[Data listing]

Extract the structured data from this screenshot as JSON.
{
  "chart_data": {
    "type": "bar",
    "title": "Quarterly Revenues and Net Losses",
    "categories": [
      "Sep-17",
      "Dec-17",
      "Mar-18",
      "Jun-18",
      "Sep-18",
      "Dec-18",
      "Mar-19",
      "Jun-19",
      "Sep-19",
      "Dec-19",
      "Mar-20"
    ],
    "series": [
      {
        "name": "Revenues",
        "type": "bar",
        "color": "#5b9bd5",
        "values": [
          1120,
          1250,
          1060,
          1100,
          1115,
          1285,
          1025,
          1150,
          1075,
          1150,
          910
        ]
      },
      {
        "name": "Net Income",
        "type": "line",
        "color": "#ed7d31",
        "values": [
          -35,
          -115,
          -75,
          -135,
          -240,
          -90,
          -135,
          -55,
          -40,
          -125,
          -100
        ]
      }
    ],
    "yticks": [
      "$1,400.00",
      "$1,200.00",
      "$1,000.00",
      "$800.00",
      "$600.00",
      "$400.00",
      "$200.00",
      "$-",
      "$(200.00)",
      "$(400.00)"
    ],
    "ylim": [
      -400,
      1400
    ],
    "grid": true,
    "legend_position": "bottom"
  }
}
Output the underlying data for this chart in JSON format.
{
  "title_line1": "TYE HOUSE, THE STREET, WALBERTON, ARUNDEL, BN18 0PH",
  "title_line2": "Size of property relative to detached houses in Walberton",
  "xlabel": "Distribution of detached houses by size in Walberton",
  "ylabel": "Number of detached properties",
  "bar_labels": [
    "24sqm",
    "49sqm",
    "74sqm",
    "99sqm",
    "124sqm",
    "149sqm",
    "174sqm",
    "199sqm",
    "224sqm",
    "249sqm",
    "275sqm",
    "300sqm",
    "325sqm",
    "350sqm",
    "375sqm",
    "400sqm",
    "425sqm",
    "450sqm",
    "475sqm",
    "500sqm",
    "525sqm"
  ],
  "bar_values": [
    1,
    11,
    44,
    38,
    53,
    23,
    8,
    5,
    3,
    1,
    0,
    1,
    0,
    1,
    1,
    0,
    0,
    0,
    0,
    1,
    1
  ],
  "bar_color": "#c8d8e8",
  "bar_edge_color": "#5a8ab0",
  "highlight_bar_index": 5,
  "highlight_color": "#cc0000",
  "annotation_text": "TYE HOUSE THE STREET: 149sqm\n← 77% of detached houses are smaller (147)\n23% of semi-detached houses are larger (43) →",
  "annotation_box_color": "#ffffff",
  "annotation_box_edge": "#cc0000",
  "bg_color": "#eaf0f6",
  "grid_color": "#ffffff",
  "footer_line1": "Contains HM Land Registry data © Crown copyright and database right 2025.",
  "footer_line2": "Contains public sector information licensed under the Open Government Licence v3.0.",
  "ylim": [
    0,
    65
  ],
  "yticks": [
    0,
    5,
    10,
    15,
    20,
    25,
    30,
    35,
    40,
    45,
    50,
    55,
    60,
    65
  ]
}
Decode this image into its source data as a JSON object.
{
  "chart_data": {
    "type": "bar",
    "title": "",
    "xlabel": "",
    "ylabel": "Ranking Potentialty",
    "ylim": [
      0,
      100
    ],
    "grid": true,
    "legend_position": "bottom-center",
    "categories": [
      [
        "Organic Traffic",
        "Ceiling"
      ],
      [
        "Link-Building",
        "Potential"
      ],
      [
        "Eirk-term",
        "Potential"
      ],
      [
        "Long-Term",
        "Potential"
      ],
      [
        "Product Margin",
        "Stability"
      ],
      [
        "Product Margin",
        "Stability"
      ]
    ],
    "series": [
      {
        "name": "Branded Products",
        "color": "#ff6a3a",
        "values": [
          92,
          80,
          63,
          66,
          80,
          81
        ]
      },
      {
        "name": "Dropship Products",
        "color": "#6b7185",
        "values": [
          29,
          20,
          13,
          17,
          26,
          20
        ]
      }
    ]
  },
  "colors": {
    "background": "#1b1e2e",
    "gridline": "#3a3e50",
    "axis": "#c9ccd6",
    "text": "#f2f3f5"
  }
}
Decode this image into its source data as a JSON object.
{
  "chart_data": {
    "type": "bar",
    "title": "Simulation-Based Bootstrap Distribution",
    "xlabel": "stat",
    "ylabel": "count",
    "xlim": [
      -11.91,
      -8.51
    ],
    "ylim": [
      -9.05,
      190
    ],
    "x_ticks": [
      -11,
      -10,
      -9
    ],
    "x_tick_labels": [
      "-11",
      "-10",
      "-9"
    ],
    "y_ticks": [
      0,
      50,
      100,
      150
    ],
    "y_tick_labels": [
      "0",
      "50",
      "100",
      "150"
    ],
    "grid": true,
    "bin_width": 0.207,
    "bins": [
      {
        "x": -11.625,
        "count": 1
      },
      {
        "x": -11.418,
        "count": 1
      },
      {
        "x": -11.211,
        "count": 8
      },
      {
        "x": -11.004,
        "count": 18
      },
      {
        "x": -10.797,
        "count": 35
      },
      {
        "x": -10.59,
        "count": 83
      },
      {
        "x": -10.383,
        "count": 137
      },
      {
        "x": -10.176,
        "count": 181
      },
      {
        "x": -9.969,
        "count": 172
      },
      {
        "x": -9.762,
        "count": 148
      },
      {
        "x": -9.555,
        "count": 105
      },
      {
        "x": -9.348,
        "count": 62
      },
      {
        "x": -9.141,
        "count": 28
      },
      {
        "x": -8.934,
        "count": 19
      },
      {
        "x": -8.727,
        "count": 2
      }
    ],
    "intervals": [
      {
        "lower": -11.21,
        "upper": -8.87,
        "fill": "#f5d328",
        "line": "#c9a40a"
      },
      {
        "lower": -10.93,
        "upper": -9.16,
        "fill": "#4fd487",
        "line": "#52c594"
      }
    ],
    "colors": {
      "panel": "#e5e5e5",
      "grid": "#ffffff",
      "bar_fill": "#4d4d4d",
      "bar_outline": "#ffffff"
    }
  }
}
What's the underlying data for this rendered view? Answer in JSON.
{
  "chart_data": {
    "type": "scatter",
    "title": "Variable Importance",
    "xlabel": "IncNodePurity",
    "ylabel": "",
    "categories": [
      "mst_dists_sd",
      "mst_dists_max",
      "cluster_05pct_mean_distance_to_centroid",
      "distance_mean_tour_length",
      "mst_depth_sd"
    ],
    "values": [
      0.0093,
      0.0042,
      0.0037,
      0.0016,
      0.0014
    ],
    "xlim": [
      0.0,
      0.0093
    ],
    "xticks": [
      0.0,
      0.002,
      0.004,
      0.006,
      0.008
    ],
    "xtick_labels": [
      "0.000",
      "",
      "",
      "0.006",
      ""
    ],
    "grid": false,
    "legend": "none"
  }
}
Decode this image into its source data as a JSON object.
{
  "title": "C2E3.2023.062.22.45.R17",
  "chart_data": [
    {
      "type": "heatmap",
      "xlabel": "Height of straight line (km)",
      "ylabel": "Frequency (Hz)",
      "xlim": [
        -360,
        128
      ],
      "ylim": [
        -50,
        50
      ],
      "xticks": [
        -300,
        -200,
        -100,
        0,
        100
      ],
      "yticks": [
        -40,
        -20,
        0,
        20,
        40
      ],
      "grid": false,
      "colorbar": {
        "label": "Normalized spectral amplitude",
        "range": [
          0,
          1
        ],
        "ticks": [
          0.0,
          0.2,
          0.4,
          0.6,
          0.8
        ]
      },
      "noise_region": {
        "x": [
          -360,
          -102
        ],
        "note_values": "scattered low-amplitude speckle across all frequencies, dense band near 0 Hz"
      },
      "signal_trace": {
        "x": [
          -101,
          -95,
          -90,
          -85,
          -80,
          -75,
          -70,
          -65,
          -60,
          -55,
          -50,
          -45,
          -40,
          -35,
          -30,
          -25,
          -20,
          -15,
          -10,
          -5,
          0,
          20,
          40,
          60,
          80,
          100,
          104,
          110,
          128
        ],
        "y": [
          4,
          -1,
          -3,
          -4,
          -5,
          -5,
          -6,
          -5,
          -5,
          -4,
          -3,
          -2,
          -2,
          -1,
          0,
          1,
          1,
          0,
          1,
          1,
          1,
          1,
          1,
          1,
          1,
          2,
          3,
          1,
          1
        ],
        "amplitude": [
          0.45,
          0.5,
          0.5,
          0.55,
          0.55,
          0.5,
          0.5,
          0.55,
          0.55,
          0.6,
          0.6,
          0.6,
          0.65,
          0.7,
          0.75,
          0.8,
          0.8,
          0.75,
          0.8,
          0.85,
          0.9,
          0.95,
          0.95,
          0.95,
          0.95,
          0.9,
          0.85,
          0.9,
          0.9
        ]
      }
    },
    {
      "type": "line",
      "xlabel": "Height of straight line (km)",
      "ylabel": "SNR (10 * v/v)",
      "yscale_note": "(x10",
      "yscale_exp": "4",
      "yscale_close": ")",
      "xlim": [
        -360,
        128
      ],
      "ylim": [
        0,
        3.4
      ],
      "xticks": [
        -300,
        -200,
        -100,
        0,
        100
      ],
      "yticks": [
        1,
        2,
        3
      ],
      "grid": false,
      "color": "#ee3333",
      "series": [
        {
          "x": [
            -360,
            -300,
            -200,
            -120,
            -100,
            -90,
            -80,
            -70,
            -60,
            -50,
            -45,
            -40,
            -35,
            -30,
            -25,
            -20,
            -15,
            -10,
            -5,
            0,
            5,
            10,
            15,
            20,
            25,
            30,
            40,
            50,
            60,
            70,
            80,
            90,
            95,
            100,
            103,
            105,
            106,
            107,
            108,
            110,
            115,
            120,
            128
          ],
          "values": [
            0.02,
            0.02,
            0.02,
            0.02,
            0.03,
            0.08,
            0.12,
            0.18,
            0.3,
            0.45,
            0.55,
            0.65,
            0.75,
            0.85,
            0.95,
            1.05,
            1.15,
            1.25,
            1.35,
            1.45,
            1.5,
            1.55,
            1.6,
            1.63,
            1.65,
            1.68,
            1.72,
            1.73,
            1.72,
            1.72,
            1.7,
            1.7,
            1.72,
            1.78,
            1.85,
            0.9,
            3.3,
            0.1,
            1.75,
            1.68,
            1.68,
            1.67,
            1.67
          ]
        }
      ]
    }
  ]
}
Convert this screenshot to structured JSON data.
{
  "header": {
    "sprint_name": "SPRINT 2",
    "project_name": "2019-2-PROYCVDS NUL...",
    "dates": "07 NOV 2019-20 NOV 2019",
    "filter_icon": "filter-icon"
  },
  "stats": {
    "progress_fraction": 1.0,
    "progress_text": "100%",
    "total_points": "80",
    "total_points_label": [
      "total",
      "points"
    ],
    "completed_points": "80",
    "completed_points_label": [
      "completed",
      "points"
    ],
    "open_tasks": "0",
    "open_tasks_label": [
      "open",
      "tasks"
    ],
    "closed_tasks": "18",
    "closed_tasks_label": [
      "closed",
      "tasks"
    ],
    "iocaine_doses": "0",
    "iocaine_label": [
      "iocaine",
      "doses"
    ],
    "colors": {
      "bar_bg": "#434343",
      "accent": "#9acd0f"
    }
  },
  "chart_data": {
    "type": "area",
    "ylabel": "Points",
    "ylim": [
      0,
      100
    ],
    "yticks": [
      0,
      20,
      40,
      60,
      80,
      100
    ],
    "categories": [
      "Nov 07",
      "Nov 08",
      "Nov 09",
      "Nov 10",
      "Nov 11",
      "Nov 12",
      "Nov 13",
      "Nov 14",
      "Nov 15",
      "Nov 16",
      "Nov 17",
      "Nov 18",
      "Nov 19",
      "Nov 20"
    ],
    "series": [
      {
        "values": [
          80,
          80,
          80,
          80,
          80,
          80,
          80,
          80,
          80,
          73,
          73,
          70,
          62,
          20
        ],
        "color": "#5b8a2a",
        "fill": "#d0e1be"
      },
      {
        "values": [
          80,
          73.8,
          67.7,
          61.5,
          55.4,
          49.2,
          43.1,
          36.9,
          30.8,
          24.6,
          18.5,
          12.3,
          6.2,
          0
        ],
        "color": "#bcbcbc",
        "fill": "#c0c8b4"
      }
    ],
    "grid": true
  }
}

To do:
Find each line holding "STREET". Copy it out.

Complete response:
  "title_line1": "TYE HOUSE, THE STREET, WALBERTON, ARUNDEL, BN18 0PH",
  "annotation_text": "TYE HOUSE THE STREET: 149sqm\n← 77% of detached houses are smaller (147)\n23% of semi-detached houses are larger (43) →",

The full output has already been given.